--- START ---

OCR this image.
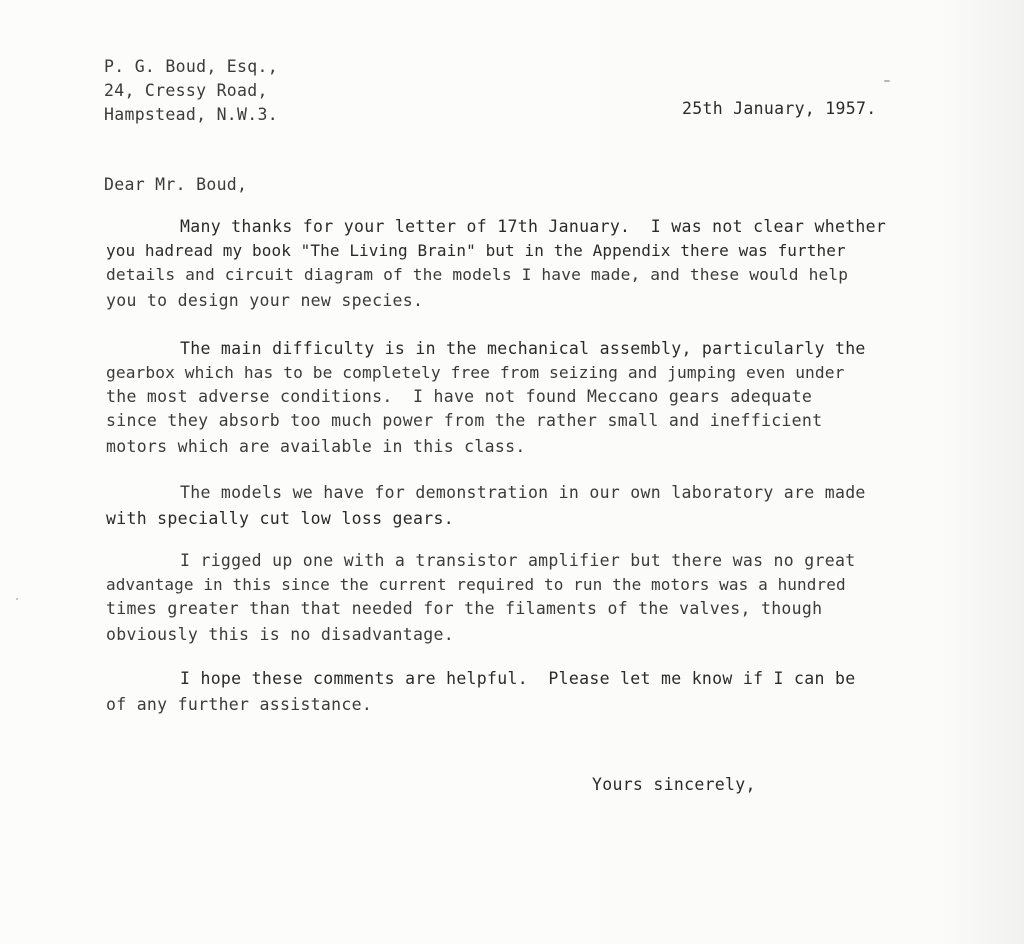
P. G. Boud, Esq.,
24, Cressy Road,
Hampstead, N.W.3.	25th January, 1957.
Dear Mr. Boud,
Many thanks for your letter of 17th January.  I was not clear whether
you hadread my book "The Living Brain" but in the Appendix there was further
details and circuit diagram of the models I have made, and these would help
you to design your new species.
The main difficulty is in the mechanical assembly, particularly the
gearbox which has to be completely free from seizing and jumping even under
the most adverse conditions.  I have not found Meccano gears adequate
since they absorb too much power from the rather small and inefficient
motors which are available in this class.
The models we have for demonstration in our own laboratory are made
with specially cut low loss gears.
I rigged up one with a transistor amplifier but there was no great
advantage in this since the current required to run the motors was a hundred
times greater than that needed for the filaments of the valves, though
obviously this is no disadvantage.
I hope these comments are helpful.  Please let me know if I can be
of any further assistance.
Yours sincerely,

--- END ---

Output the data exactly. Pictures don't belong in the result.

OCR this image.
P. G. Boud, Esq.,
24, Cressy Road,
Hampstead, N.W.3.	25th January, 1957.
Dear Mr. Boud,
Many thanks for your letter of 17th January.  I was not clear whether
you hadread my book "The Living Brain" but in the Appendix there was further
details and circuit diagram of the models I have made, and these would help
you to design your new species.
The main difficulty is in the mechanical assembly, particularly the
gearbox which has to be completely free from seizing and jumping even under
the most adverse conditions.  I have not found Meccano gears adequate
since they absorb too much power from the rather small and inefficient
motors which are available in this class.
The models we have for demonstration in our own laboratory are made
with specially cut low loss gears.
I rigged up one with a transistor amplifier but there was no great
advantage in this since the current required to run the motors was a hundred
times greater than that needed for the filaments of the valves, though
obviously this is no disadvantage.
I hope these comments are helpful.  Please let me know if I can be
of any further assistance.
Yours sincerely,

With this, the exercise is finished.